- [The exercise]: Look through the listing for the word "grid". Copy each line that has it.
═══ Provided data
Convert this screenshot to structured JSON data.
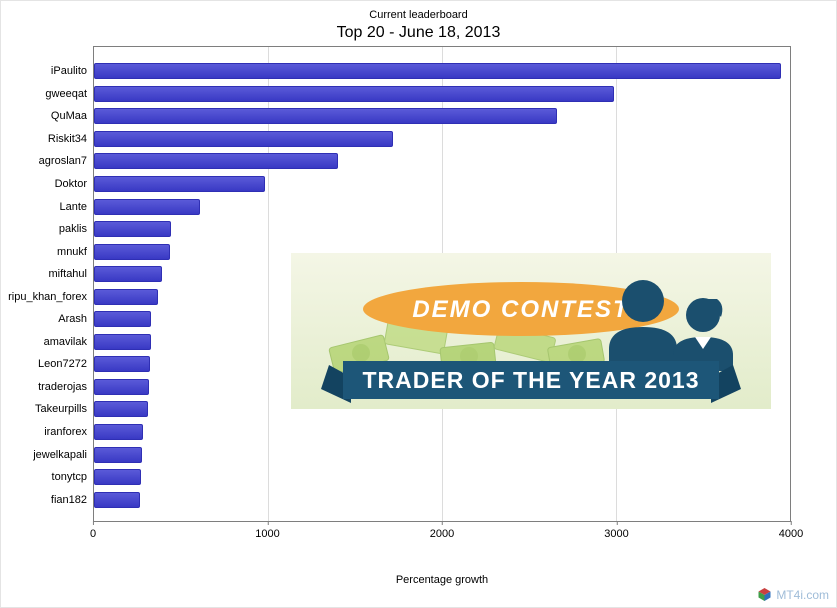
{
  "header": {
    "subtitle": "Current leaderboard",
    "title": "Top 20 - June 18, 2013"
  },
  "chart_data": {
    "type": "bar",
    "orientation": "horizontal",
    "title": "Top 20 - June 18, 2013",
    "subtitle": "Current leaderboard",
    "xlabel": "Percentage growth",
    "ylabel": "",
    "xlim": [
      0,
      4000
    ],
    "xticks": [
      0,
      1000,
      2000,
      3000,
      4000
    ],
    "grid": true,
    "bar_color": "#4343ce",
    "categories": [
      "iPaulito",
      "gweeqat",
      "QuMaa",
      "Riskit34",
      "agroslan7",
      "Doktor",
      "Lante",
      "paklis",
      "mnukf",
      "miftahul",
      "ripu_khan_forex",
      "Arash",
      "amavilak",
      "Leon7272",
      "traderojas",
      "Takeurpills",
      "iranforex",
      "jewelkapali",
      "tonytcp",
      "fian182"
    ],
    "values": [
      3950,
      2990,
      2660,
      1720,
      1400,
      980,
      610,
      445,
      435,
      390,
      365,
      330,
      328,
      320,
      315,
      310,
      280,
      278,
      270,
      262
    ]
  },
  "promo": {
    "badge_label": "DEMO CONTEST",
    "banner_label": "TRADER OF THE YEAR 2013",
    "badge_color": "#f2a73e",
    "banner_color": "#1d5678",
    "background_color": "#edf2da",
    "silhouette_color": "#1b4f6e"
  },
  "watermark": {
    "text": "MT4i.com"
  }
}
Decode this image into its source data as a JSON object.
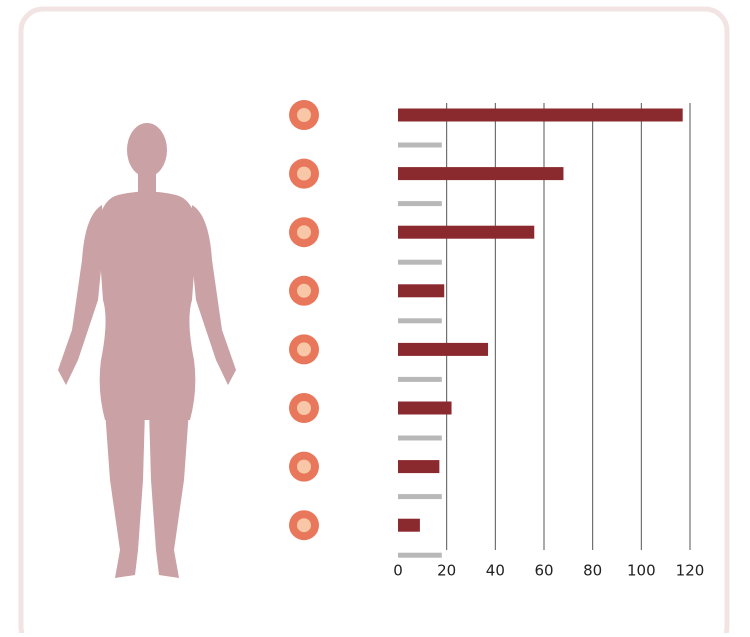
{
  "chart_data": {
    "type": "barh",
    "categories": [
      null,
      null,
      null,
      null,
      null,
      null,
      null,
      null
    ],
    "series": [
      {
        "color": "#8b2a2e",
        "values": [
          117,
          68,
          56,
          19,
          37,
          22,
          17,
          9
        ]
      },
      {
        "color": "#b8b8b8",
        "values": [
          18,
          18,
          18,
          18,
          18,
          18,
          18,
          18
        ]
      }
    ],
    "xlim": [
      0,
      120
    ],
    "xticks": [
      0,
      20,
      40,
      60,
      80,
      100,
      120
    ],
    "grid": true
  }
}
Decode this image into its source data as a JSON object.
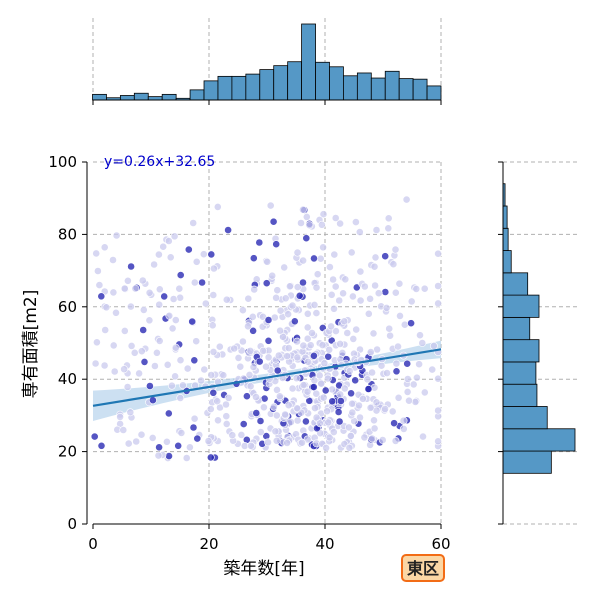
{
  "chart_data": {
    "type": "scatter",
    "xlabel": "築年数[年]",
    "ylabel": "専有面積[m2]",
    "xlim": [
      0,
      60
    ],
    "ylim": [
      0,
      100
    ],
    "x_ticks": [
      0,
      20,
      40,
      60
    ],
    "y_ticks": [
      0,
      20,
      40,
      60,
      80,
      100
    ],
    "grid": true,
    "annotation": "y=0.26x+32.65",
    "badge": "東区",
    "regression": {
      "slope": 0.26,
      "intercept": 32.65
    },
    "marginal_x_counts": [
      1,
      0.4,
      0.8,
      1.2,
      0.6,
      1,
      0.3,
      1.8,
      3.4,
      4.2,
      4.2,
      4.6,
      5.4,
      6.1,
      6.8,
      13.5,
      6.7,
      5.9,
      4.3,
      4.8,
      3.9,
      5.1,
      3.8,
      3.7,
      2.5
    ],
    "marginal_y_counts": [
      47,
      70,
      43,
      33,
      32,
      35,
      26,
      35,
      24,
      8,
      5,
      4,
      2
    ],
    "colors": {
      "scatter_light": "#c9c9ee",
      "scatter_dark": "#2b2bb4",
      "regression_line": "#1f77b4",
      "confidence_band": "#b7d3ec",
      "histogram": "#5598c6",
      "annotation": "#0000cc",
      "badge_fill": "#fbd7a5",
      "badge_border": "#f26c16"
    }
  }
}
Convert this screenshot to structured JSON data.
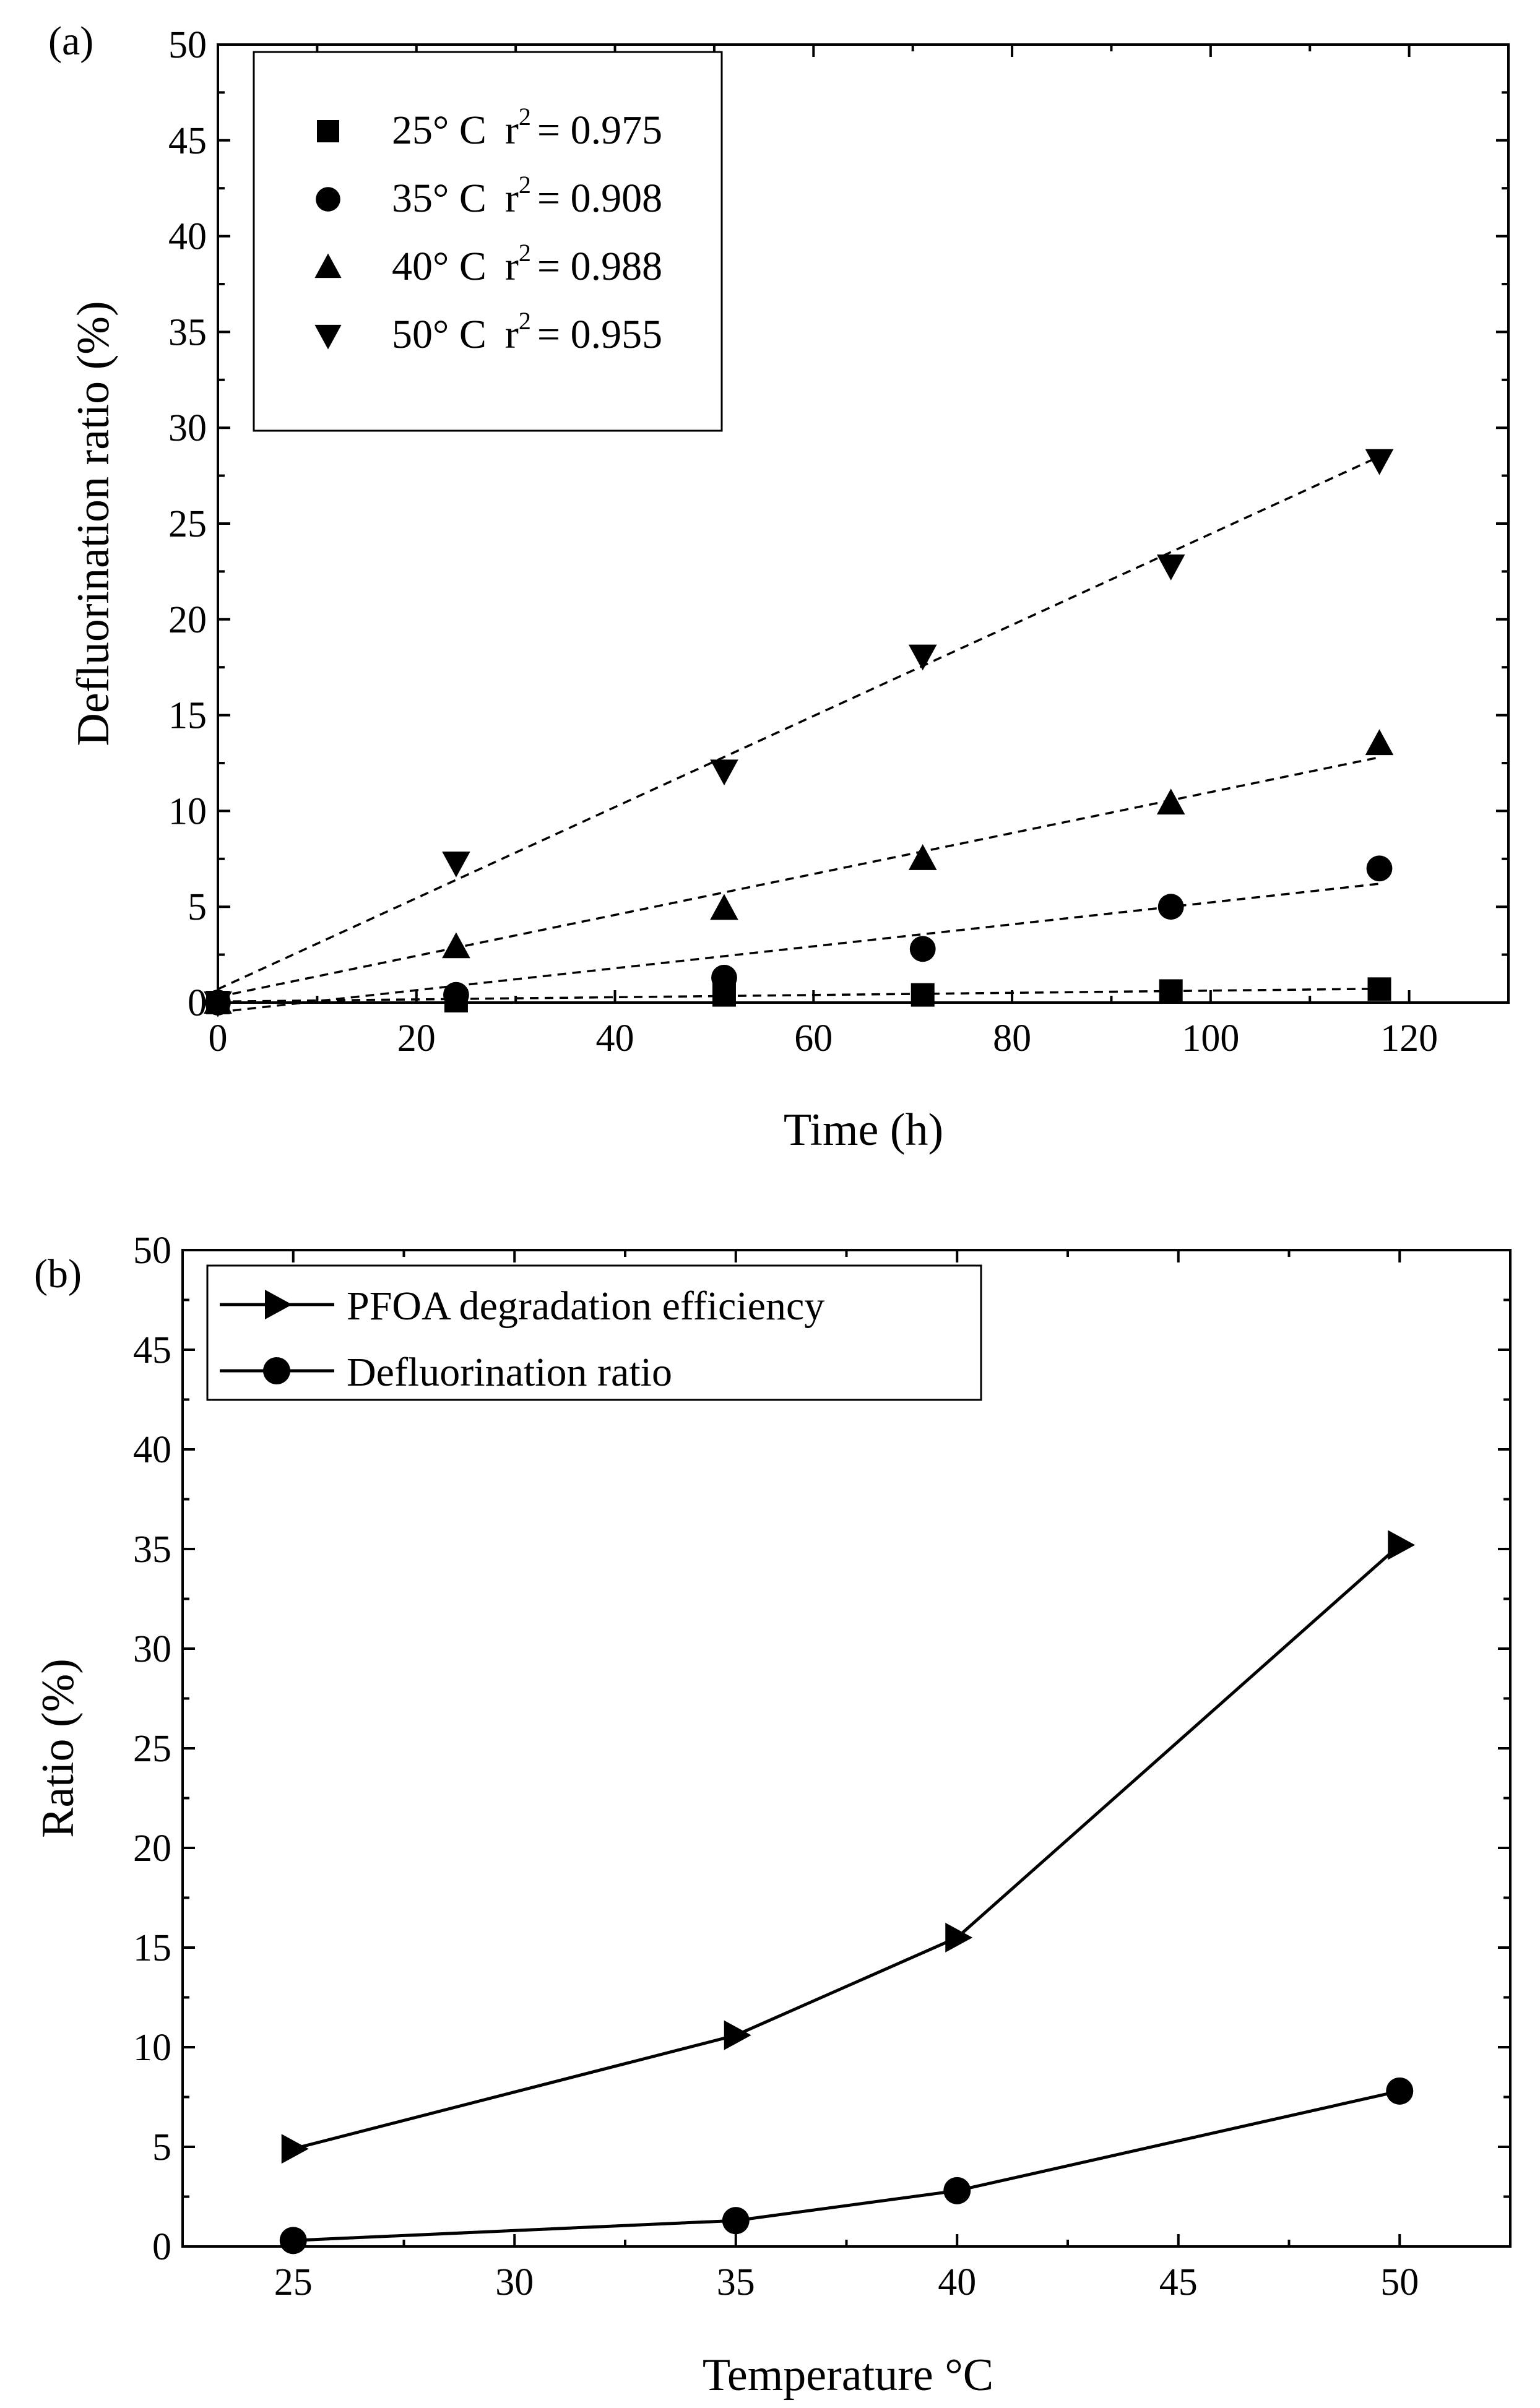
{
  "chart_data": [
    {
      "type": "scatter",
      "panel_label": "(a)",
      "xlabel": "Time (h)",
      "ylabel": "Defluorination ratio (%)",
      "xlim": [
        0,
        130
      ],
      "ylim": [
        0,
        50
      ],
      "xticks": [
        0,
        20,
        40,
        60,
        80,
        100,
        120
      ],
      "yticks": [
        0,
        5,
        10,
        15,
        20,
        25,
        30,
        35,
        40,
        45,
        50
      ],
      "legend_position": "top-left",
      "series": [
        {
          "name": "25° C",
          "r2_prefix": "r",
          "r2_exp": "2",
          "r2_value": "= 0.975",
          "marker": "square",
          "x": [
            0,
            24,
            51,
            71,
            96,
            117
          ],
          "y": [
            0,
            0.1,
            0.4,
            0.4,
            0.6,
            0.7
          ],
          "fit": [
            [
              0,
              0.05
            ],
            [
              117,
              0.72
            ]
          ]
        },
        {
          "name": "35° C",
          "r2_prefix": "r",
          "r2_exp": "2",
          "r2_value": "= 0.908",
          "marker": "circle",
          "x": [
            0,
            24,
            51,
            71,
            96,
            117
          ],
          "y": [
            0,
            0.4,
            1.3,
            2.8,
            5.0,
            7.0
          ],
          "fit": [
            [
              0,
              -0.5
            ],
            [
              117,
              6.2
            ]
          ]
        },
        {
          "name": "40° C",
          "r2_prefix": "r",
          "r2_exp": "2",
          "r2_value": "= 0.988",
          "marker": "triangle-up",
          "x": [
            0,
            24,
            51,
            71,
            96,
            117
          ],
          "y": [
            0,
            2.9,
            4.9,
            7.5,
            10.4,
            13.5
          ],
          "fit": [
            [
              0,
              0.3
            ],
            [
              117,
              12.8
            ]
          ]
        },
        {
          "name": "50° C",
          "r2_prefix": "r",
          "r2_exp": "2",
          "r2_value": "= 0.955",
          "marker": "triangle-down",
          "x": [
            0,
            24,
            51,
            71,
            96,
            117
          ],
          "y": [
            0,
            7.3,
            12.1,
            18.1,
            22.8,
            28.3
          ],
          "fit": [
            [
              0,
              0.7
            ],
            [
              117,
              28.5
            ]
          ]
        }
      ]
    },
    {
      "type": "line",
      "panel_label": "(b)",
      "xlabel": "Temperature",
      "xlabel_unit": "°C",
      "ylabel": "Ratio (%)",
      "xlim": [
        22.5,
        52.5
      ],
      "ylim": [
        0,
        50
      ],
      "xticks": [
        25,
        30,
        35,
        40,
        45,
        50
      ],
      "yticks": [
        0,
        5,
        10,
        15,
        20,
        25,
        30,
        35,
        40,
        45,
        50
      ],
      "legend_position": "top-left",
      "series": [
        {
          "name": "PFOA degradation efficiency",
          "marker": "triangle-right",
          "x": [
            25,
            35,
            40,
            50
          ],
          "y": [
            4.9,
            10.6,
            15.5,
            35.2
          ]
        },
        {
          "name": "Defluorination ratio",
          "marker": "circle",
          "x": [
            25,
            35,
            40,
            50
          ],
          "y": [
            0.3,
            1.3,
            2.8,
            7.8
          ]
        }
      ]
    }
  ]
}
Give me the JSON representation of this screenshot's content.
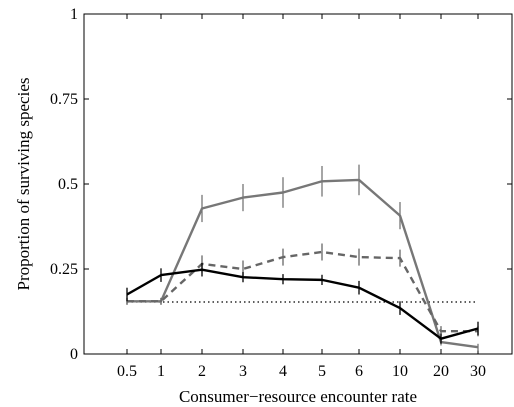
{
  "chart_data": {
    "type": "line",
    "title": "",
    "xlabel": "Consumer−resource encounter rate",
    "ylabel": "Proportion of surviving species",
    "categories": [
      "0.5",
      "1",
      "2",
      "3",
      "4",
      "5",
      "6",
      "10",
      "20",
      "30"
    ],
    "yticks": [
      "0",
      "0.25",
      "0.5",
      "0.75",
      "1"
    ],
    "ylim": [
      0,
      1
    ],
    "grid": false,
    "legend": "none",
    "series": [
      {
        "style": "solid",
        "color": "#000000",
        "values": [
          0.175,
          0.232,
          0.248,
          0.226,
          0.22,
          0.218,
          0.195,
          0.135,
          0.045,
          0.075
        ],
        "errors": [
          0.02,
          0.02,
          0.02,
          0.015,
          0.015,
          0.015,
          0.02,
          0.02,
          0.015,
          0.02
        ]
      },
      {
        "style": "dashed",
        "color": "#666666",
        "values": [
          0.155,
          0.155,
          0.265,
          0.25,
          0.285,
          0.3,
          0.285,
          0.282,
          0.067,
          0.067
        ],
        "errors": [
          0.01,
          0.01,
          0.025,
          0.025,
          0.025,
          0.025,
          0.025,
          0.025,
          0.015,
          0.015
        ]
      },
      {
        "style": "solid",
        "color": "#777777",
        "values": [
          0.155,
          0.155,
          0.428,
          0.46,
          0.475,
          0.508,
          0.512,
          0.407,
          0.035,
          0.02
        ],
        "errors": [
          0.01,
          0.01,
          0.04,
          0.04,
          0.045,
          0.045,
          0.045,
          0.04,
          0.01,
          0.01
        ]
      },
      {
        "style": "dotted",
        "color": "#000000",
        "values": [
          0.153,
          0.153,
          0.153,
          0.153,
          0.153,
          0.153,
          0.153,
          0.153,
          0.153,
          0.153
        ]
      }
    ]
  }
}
══════
- [Result of this exercise]:
    "grid": true,
    "grid": true
    "grid": true,
    "grid": false,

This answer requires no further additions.